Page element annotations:
◆ ◆ ◆ ◆ ◆ ◆ ◆
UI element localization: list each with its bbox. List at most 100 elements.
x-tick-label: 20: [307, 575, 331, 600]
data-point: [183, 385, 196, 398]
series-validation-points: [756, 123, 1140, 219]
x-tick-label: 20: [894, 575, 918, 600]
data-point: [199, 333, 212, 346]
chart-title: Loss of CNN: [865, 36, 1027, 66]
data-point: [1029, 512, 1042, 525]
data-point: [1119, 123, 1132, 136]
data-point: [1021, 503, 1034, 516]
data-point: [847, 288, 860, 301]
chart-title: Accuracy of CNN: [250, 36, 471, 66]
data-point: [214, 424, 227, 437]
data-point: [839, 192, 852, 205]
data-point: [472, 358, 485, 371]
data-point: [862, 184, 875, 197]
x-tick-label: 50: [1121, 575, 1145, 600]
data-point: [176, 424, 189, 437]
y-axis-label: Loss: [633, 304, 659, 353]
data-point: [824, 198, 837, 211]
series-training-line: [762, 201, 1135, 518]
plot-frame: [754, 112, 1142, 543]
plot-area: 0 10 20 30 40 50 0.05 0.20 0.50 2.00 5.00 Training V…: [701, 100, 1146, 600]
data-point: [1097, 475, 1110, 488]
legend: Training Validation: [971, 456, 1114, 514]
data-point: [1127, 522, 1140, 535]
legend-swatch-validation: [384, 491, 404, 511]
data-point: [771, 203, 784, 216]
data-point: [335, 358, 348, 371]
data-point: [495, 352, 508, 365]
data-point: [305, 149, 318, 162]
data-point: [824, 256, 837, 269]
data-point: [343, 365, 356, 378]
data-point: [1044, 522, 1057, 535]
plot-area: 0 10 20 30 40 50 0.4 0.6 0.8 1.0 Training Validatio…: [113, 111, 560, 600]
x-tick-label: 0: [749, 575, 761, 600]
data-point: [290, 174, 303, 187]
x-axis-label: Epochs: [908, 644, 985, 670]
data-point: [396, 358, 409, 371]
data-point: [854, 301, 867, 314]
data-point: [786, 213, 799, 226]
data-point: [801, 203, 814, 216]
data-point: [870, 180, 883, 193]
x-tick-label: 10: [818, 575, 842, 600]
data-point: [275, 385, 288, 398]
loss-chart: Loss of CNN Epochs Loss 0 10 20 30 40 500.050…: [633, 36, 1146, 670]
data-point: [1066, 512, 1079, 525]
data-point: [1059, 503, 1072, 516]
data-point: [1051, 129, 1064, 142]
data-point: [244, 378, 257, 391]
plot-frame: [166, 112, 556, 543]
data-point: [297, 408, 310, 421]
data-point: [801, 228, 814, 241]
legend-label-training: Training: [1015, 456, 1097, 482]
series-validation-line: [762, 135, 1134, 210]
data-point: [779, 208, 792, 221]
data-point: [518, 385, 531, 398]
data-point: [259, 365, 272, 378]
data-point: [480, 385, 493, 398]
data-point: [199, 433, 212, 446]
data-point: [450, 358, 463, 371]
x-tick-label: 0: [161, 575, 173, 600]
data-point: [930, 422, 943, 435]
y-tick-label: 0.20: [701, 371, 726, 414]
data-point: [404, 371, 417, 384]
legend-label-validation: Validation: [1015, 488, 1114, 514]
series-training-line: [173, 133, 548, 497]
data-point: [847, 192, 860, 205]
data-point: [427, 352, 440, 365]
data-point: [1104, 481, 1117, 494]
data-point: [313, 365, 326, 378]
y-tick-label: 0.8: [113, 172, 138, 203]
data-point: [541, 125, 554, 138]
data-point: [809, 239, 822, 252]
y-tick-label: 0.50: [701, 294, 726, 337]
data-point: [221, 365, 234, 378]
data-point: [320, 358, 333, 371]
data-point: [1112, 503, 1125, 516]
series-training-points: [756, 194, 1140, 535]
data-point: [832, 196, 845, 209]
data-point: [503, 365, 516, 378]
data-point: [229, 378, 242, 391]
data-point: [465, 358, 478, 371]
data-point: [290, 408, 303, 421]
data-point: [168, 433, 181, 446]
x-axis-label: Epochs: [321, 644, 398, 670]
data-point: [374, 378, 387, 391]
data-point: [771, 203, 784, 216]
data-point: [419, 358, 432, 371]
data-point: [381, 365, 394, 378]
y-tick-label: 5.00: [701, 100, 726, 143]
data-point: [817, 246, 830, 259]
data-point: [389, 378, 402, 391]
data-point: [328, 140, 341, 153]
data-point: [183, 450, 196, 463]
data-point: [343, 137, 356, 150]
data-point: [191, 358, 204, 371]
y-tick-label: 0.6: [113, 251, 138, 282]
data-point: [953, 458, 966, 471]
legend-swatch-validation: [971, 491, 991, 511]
◆ ◆ ◆ ◆ ◆ ◆ ◆
Extract every line of the listing that contains the string "axis".

y-axis-label: Loss: [633, 304, 659, 353]
x-axis-label: Epochs: [908, 644, 985, 670]
x-axis-label: Epochs: [321, 644, 398, 670]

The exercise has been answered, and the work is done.